• Passage provided
Our PHP helper csv.php changed this way for today’s work.
Previous relevant Google Map Chart via URL Co-ordinates Tutorial is shown below.
The last blog posting referring to the Google Chart Map Chart interface we host here was with Emoji Name Search Map Chart Weather Tutorial, but today we are presenting a major functionality addition with implications for other Google Chart interfacing PHP codesets here. We are allowing the user at the second prompt to take the data from a URL data source containing CSV (comma separated values) place,latitude,longitude data or those three fields in an HTML table element contents perhaps.

• Tasks to complete
1. List the three fields that the Google map chart post says the URL data source should contain.
2. Extend the post about the Google map chart helper, picking up after its final sentence.
The rows that follow have no connection to the text about the Google map chart helper.

• Raw records
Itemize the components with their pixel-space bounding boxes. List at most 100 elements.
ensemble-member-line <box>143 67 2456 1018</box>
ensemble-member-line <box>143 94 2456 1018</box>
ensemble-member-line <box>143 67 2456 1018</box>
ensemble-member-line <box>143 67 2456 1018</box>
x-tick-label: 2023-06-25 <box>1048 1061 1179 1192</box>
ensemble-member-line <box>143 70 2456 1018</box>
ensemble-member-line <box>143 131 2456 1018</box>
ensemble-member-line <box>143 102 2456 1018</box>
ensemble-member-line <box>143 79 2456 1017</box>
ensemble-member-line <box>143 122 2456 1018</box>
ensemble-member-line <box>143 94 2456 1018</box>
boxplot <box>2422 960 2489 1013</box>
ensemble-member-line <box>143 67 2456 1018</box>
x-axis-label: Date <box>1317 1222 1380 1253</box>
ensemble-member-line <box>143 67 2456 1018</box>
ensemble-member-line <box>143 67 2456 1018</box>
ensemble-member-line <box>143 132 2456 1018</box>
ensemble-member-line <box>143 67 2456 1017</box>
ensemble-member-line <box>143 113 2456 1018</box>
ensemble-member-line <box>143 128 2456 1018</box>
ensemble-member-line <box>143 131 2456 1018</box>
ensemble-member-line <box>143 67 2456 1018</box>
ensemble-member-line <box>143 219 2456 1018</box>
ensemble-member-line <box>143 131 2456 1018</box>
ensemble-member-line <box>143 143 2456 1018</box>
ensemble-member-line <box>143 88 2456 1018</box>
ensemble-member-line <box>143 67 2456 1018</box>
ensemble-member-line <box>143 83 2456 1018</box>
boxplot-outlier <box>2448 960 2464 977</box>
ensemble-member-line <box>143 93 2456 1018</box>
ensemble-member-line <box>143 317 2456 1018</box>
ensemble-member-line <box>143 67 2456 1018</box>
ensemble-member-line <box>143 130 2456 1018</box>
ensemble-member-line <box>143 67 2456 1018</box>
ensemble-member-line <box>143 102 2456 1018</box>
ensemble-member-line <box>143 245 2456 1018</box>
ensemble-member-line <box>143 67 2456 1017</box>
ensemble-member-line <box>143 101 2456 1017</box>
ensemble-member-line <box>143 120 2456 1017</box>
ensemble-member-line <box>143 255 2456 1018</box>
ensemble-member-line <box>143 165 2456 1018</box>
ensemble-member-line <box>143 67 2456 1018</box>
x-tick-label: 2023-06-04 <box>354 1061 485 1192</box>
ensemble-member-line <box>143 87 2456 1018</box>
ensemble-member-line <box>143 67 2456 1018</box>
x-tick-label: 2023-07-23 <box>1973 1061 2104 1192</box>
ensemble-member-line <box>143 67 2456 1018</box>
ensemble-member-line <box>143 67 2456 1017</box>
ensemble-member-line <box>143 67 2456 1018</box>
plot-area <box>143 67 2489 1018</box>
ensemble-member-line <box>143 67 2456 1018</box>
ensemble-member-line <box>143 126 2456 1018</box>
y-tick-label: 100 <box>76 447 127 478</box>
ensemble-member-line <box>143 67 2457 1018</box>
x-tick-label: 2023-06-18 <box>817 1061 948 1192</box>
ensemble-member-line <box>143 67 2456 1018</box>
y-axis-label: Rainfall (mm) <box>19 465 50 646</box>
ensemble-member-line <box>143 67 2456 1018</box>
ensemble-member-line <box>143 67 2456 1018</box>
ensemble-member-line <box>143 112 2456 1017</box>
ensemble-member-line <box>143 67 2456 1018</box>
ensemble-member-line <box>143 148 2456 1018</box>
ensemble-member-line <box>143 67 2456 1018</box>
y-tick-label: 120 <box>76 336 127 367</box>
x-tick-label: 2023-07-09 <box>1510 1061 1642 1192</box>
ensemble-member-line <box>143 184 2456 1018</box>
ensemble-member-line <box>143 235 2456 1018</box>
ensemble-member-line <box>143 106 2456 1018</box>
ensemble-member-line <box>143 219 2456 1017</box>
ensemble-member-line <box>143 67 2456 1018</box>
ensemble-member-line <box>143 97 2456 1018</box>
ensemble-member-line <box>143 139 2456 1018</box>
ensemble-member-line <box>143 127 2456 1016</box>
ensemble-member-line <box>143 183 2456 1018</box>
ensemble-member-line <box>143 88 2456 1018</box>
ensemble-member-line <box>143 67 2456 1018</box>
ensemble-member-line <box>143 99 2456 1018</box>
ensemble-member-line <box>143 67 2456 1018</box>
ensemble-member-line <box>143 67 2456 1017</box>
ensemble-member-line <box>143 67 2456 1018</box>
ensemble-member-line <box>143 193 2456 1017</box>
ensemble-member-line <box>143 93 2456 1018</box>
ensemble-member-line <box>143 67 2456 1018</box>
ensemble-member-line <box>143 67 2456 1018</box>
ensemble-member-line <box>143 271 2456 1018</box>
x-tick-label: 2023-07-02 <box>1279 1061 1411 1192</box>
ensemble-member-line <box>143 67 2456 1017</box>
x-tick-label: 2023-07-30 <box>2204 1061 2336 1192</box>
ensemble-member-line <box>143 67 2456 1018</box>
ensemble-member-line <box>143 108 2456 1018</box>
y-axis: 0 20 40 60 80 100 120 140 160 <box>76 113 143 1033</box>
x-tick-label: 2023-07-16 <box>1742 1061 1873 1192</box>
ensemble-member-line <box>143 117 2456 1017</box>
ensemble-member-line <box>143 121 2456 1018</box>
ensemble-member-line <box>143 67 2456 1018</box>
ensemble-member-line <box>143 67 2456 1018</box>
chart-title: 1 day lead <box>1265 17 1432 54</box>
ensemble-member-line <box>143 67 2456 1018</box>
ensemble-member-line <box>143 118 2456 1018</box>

• Results
1. place, latitude, longitude

2.
We’ve added the ability to “map” (tee hee) …
HTTP://www.rjmprogramming.com.au/PHP/Map/map.php?title=Where%20We%20Are&onclick=y&label=['Lat',&value='Lon',%20'Name']&data=,%20[-33.90743410270099,151.17646964910696,~Parent1~]%20,%20[-33.907440603083124,151.1764659419197,~Parent2~]
… from a CSV data URL look with contents …
-33.907434102700991,151.17646964910696,Parent1
-33.907440603083124,151.17646594191973,Parent2
… that if placed at rjmprogramming.com.au’s Document Root and called parent.csv then a URL of …
HTTP://www.rjmprogramming.com.au/PHP/Map/map.php?title=Where%20We%20Are&onclick=y&label=['Lat',&value='Lon',%20'Name']&data=,%20[0.00000001,0.0000000,~HTTP://rjmprogramming.com.au/parent.csv~]
… could be a shortcut to that first URL same look. You can see another example using data from mapbox.com, thanks, show the scenario our tutorial picture illustrates.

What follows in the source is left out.